From the material below, pull out each line that contains the word "réanimation".
◇ ◇ ◇ ◇ ◇ ◇ ◇
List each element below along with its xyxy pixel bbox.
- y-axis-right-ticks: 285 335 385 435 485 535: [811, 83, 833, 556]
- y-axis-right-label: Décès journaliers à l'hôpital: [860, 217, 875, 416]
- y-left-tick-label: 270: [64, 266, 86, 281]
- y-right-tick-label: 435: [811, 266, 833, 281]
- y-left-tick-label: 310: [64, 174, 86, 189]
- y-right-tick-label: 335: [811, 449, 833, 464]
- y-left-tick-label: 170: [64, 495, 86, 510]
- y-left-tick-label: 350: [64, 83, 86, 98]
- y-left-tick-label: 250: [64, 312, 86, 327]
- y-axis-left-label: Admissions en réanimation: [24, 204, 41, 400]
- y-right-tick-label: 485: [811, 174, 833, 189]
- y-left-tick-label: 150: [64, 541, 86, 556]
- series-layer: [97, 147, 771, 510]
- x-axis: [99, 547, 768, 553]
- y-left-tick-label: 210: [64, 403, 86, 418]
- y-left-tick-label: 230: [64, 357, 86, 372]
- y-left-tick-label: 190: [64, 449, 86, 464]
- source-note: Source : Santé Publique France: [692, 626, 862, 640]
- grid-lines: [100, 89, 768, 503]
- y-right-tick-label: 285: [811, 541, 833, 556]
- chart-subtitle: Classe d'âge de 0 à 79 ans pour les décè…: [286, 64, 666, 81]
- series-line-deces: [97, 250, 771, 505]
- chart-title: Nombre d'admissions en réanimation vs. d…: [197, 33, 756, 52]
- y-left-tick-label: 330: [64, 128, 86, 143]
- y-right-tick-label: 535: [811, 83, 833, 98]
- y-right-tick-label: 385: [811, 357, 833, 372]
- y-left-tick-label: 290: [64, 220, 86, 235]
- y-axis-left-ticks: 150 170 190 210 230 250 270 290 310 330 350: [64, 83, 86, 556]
◇ ◇ ◇ ◇ ◇ ◇ ◇
* **OUTPUT BELOW**:
- y-axis-left-label: Admissions en réanimation: [24, 204, 41, 400]
- chart-title: Nombre d'admissions en réanimation vs. d…: [197, 33, 756, 52]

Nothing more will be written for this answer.